Excerpted records:
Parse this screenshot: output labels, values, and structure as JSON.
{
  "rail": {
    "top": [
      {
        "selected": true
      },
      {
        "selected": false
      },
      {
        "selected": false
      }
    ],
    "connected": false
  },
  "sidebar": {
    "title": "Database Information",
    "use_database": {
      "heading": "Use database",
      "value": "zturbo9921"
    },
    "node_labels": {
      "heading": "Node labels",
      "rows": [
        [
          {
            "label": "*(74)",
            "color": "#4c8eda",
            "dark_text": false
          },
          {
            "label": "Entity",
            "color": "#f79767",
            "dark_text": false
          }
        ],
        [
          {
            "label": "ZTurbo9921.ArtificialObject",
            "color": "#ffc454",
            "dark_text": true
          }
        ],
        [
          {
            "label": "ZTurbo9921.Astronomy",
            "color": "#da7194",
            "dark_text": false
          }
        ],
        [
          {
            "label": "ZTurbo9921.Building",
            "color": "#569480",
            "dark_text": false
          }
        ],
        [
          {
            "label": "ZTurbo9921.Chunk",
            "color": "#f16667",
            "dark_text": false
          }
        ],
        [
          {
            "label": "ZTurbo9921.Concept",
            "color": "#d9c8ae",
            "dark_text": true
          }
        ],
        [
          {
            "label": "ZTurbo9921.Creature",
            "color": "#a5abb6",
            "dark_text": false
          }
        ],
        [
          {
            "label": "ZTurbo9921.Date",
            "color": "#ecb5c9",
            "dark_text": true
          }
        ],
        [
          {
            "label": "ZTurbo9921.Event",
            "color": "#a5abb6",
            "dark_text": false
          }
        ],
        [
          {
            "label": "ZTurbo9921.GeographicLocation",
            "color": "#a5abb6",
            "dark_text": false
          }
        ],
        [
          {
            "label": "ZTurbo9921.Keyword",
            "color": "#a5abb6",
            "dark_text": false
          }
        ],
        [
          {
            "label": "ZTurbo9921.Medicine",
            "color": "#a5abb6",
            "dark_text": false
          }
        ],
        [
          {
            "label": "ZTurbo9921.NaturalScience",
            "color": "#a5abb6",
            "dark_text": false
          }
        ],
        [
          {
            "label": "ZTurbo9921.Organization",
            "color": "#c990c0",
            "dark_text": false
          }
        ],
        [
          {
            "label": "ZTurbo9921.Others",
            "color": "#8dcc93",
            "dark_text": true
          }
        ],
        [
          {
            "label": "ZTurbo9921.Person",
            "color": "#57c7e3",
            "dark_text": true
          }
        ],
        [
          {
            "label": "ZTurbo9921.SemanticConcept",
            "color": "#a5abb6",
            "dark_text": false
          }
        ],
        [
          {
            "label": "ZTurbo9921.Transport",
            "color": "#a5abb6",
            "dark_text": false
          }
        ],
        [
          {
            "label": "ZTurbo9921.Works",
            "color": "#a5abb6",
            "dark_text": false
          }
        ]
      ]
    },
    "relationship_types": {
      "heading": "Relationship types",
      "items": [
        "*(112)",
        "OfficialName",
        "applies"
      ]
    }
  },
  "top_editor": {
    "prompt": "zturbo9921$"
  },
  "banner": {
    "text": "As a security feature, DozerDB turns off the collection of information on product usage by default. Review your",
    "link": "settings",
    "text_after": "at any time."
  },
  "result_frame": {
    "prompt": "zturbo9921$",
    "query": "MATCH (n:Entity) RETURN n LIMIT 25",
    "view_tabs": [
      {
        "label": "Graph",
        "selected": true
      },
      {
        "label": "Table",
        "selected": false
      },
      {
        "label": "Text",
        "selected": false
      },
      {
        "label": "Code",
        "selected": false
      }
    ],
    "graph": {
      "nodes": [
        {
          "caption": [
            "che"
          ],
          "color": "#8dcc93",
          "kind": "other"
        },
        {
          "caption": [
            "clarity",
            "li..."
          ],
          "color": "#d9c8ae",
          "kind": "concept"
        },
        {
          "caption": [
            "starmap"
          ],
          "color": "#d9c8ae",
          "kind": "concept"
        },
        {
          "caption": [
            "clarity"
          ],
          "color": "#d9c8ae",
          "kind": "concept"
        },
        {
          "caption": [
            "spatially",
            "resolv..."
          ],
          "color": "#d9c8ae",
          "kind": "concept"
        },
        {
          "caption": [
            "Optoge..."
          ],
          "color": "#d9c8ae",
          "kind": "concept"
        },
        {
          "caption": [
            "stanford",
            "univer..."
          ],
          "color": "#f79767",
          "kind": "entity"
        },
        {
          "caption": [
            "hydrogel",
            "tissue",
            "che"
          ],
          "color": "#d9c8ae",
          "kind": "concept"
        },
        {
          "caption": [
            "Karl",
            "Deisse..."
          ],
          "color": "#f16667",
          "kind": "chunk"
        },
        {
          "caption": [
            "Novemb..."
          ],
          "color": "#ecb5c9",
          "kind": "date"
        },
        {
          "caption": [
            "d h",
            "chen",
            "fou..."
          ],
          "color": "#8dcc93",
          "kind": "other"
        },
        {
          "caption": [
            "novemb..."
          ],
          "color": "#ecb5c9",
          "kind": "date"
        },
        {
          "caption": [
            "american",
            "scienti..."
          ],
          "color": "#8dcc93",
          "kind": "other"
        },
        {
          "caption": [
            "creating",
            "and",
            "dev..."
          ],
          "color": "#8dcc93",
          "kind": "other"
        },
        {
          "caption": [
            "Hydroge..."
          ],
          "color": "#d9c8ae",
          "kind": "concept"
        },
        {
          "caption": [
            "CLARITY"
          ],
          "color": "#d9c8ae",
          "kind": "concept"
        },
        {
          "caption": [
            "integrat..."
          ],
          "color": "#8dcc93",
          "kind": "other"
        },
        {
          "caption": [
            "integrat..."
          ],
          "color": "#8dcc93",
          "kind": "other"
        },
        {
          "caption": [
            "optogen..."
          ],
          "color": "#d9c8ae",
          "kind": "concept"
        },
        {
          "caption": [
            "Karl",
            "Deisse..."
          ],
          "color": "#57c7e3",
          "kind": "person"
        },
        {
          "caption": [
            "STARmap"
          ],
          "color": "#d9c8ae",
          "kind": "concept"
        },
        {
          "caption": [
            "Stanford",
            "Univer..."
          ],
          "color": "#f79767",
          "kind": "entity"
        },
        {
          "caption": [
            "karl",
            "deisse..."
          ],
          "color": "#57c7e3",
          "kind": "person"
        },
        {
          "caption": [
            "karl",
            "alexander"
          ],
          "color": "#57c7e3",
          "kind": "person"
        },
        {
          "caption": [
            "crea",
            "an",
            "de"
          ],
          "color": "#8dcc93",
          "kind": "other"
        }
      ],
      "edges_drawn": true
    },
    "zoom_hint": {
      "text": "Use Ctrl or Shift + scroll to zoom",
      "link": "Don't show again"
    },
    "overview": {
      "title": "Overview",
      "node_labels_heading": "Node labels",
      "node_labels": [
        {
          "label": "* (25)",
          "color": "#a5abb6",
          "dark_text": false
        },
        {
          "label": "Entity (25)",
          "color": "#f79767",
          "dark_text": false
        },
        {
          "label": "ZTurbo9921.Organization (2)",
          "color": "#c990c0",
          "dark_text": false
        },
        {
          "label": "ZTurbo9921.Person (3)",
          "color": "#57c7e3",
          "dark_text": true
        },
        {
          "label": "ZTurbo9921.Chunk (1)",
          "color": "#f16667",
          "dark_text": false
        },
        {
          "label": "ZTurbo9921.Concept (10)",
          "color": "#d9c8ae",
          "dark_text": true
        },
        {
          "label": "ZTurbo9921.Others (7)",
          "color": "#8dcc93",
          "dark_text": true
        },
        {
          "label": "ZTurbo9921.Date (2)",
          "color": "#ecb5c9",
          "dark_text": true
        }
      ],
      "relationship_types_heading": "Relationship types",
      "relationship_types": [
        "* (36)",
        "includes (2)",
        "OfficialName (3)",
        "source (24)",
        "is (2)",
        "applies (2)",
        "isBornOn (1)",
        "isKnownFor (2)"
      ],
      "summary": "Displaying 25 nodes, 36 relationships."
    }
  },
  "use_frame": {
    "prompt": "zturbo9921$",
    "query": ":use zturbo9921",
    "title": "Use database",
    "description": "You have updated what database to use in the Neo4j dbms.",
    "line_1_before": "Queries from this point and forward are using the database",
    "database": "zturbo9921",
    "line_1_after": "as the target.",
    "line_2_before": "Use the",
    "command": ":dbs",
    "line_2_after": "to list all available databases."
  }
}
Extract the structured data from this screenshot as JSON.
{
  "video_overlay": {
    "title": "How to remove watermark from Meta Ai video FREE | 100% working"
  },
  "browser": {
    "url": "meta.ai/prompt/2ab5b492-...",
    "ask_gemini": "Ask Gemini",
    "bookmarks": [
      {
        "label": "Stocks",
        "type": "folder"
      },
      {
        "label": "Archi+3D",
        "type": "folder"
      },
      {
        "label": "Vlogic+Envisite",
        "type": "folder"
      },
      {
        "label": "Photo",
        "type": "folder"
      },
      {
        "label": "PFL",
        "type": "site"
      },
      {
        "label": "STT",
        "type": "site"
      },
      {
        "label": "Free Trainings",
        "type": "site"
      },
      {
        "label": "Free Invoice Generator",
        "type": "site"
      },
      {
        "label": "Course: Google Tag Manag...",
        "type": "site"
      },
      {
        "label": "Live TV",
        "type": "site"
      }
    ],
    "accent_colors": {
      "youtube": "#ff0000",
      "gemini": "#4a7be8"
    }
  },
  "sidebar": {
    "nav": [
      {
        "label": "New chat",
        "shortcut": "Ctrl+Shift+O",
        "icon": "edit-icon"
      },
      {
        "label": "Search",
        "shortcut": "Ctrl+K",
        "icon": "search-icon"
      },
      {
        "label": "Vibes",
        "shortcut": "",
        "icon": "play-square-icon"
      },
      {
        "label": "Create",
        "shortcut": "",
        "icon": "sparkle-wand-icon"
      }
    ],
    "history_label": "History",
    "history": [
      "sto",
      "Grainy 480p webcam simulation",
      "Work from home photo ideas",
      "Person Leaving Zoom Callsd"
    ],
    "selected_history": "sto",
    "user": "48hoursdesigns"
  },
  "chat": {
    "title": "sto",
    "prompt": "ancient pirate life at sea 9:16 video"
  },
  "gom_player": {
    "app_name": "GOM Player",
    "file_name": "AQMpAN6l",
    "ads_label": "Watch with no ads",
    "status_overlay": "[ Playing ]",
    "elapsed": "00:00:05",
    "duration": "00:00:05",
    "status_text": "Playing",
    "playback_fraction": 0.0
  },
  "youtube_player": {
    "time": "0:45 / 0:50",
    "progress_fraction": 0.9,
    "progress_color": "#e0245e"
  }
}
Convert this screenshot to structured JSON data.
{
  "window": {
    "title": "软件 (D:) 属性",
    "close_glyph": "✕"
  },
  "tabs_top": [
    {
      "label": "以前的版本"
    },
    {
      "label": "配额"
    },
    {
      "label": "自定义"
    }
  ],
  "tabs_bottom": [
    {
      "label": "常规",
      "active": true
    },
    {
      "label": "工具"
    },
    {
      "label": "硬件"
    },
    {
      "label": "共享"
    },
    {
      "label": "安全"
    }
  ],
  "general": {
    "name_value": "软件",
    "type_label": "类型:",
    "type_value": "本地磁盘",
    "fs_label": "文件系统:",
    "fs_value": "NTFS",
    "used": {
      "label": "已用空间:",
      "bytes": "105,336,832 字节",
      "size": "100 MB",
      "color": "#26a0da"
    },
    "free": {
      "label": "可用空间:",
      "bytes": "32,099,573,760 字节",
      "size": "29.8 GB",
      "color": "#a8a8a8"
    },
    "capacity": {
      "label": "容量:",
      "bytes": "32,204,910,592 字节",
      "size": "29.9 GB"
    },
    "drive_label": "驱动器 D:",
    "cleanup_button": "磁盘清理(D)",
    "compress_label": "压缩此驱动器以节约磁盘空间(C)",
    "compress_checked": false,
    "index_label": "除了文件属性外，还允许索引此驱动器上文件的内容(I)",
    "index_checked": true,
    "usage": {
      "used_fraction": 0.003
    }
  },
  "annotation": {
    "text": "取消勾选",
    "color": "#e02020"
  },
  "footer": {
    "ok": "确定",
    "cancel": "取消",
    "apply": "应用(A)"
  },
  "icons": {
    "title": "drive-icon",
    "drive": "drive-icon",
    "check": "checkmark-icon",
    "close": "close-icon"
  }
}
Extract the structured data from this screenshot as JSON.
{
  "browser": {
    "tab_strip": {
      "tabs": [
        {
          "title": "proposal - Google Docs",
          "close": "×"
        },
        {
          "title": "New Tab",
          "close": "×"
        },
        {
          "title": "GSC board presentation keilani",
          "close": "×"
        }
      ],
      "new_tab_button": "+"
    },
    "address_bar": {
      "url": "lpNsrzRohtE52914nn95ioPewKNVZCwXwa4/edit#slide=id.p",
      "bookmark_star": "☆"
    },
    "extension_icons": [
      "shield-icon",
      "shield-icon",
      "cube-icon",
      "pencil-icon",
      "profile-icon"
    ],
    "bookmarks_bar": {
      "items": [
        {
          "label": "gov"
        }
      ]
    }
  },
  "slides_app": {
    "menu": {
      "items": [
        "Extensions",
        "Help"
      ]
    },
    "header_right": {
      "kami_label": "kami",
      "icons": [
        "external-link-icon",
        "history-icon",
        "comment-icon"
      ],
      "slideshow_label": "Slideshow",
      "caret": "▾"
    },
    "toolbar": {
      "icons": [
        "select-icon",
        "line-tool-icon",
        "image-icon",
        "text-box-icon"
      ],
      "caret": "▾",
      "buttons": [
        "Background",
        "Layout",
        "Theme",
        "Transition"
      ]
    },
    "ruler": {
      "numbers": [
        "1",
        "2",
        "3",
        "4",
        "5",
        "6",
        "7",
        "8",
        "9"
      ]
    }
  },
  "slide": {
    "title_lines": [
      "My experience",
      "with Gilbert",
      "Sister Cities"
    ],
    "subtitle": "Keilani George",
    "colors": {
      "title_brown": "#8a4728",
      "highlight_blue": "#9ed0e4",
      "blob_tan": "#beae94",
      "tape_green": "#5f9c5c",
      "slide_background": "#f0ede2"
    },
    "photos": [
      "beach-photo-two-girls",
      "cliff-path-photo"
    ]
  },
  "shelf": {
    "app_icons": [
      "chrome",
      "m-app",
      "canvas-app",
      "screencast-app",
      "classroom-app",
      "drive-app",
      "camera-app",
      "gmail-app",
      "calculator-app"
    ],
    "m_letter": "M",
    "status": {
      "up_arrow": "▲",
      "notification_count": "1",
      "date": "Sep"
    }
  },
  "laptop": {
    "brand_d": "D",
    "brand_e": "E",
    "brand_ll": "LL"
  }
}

Exercise requirements:
Pick out all the lines with the word "nodes" in them and copy them.

Solution to this exercise:
      "nodes": [
      "summary": "Displaying 25 nodes, 36 relationships."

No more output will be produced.